-- start The data --

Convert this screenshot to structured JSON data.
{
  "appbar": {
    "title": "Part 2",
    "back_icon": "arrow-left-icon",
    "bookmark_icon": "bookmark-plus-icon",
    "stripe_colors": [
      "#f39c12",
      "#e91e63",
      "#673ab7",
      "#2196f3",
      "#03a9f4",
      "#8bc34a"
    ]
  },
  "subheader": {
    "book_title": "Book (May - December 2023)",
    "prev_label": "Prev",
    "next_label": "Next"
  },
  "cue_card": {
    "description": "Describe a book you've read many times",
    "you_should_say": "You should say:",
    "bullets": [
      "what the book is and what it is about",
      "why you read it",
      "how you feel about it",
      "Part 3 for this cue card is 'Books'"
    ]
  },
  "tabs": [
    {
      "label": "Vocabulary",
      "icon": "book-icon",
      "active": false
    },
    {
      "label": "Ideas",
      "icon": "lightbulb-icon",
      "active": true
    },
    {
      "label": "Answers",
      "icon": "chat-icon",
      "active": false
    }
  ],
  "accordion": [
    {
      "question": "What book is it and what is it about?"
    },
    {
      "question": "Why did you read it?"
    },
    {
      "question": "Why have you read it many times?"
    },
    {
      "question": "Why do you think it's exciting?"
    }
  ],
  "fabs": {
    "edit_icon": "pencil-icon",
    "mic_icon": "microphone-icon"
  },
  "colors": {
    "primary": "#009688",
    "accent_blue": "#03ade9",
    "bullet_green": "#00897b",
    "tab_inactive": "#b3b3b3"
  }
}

-- end The data --

Pull every line containing "times" from the material above.

■ **Finished exercise**:
    "description": "Describe a book you've read many times",
      "question": "Why have you read it many times?"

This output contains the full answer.